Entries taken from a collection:
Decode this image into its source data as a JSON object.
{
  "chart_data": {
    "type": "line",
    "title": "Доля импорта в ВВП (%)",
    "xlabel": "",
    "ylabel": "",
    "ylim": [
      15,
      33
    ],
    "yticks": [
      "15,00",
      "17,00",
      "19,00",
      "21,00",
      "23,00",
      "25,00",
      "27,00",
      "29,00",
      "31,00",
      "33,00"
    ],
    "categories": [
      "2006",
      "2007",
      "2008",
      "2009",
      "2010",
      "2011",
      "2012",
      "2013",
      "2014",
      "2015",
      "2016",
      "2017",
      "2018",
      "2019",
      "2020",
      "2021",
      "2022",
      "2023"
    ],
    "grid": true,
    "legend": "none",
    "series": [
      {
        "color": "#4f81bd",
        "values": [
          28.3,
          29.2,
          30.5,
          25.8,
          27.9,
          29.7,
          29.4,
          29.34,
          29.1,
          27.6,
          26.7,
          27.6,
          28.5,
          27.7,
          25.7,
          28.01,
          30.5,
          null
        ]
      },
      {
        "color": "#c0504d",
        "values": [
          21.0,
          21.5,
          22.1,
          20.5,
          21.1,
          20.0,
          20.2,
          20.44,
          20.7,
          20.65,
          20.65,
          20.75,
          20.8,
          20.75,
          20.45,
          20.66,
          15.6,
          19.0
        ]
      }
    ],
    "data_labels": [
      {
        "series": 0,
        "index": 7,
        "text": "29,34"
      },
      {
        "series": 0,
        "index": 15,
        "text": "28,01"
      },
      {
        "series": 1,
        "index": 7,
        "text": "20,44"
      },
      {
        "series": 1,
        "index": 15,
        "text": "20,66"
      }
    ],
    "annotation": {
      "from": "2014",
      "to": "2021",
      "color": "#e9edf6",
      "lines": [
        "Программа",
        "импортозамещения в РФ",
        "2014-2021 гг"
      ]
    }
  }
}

# Task objective
Return each entry from the material above exactly as it appears.

# Solution below
Decode this image into its source data as a JSON object.
{
  "chart_data": {
    "type": "line",
    "title": "Доля импорта в ВВП (%)",
    "xlabel": "",
    "ylabel": "",
    "ylim": [
      15,
      33
    ],
    "yticks": [
      "15,00",
      "17,00",
      "19,00",
      "21,00",
      "23,00",
      "25,00",
      "27,00",
      "29,00",
      "31,00",
      "33,00"
    ],
    "categories": [
      "2006",
      "2007",
      "2008",
      "2009",
      "2010",
      "2011",
      "2012",
      "2013",
      "2014",
      "2015",
      "2016",
      "2017",
      "2018",
      "2019",
      "2020",
      "2021",
      "2022",
      "2023"
    ],
    "grid": true,
    "legend": "none",
    "series": [
      {
        "color": "#4f81bd",
        "values": [
          28.3,
          29.2,
          30.5,
          25.8,
          27.9,
          29.7,
          29.4,
          29.34,
          29.1,
          27.6,
          26.7,
          27.6,
          28.5,
          27.7,
          25.7,
          28.01,
          30.5,
          null
        ]
      },
      {
        "color": "#c0504d",
        "values": [
          21.0,
          21.5,
          22.1,
          20.5,
          21.1,
          20.0,
          20.2,
          20.44,
          20.7,
          20.65,
          20.65,
          20.75,
          20.8,
          20.75,
          20.45,
          20.66,
          15.6,
          19.0
        ]
      }
    ],
    "data_labels": [
      {
        "series": 0,
        "index": 7,
        "text": "29,34"
      },
      {
        "series": 0,
        "index": 15,
        "text": "28,01"
      },
      {
        "series": 1,
        "index": 7,
        "text": "20,44"
      },
      {
        "series": 1,
        "index": 15,
        "text": "20,66"
      }
    ],
    "annotation": {
      "from": "2014",
      "to": "2021",
      "color": "#e9edf6",
      "lines": [
        "Программа",
        "импортозамещения в РФ",
        "2014-2021 гг"
      ]
    }
  }
}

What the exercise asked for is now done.